TASK TO COMPLETE
Retyping should cover only the lines from the one containing "Output a JSON" through the final line of the records, with pictures omitted.

GIVEN ENTRIES
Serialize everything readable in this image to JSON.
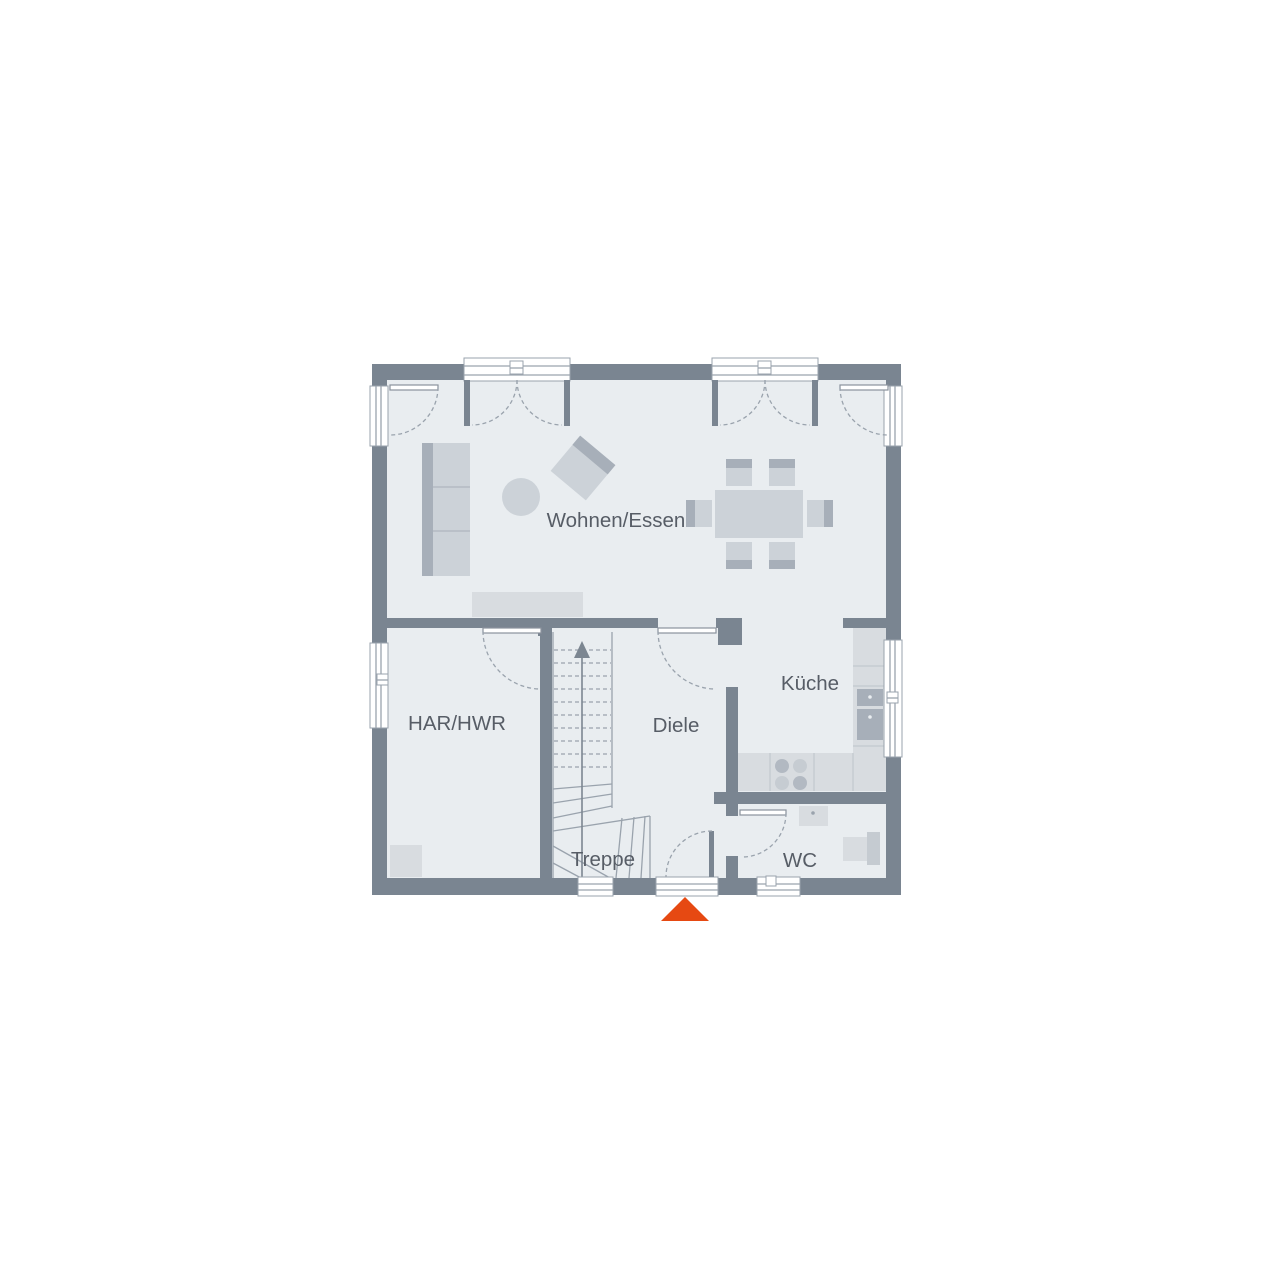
{
  "rooms": {
    "wohnen_essen": {
      "label": "Wohnen/Essen"
    },
    "kueche": {
      "label": "Küche"
    },
    "har_hwr": {
      "label": "HAR/HWR"
    },
    "diele": {
      "label": "Diele"
    },
    "treppe": {
      "label": "Treppe"
    },
    "wc": {
      "label": "WC"
    }
  },
  "entrance": {
    "marker_icon": "triangle-up"
  },
  "stair": {
    "direction_icon": "arrow-up"
  },
  "colors": {
    "wall": "#7a8591",
    "floor": "#e9edf0",
    "furniture": "#ccd2d8",
    "furniture-light": "#d8dce0",
    "furniture-mid": "#c5cbd1",
    "furniture-dark": "#a7afb9",
    "stroke": "#9aa3ad",
    "text": "#575d66",
    "accent": "#e64912"
  }
}
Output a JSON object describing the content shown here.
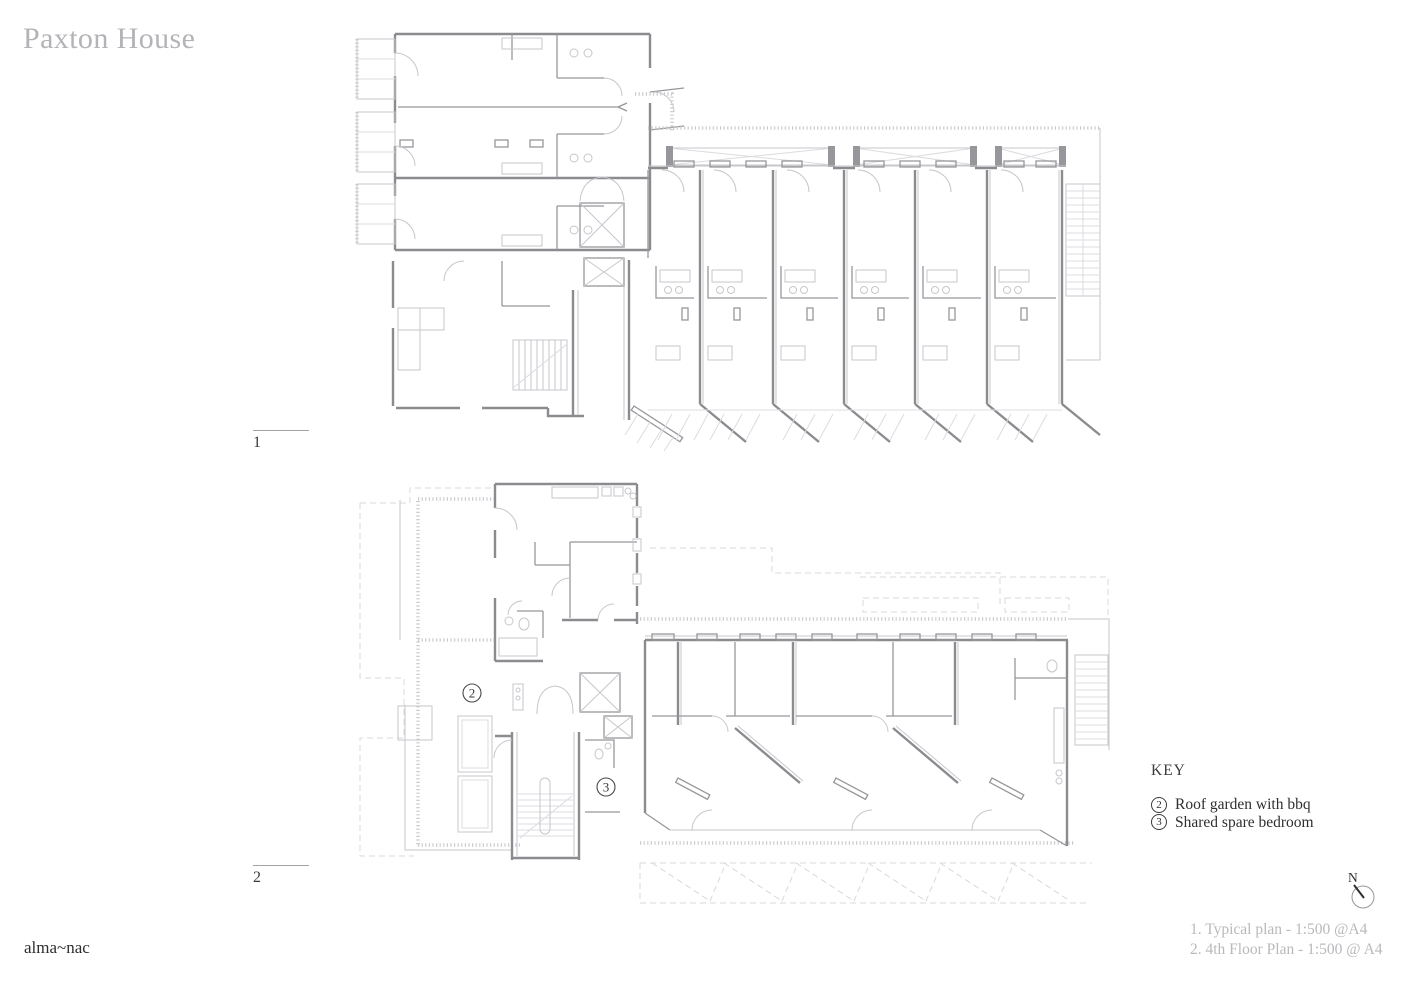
{
  "header": {
    "title": "Paxton House"
  },
  "figures": [
    {
      "label": "1",
      "name": "Typical plan",
      "caption": "1. Typical plan - 1:500 @A4"
    },
    {
      "label": "2",
      "name": "4th Floor Plan",
      "caption": "2. 4th Floor Plan - 1:500 @ A4"
    }
  ],
  "key": {
    "heading": "KEY",
    "items": [
      {
        "number": "2",
        "label": "Roof garden with bbq"
      },
      {
        "number": "3",
        "label": "Shared spare bedroom"
      }
    ]
  },
  "plan_markers": {
    "roof_garden": "2",
    "spare_bedroom": "3"
  },
  "compass": {
    "label": "N"
  },
  "footer": {
    "logo": "alma~nac"
  },
  "colors": {
    "background": "#ffffff",
    "title_text": "#b4b4b8",
    "caption_text": "#b9b9bc",
    "key_text": "#2f2f31",
    "wall_primary": "#8c8c90",
    "wall_secondary": "#97979b",
    "detail_light": "#c7c7cc",
    "dashed_below": "#d9d9de"
  }
}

ANSWER IN FULL
Output a JSON object describing the content shown here.
{
  "header": {
    "title": "Paxton House"
  },
  "figures": [
    {
      "label": "1",
      "name": "Typical plan",
      "caption": "1. Typical plan - 1:500 @A4"
    },
    {
      "label": "2",
      "name": "4th Floor Plan",
      "caption": "2. 4th Floor Plan - 1:500 @ A4"
    }
  ],
  "key": {
    "heading": "KEY",
    "items": [
      {
        "number": "2",
        "label": "Roof garden with bbq"
      },
      {
        "number": "3",
        "label": "Shared spare bedroom"
      }
    ]
  },
  "plan_markers": {
    "roof_garden": "2",
    "spare_bedroom": "3"
  },
  "compass": {
    "label": "N"
  },
  "footer": {
    "logo": "alma~nac"
  },
  "colors": {
    "background": "#ffffff",
    "title_text": "#b4b4b8",
    "caption_text": "#b9b9bc",
    "key_text": "#2f2f31",
    "wall_primary": "#8c8c90",
    "wall_secondary": "#97979b",
    "detail_light": "#c7c7cc",
    "dashed_below": "#d9d9de"
  }
}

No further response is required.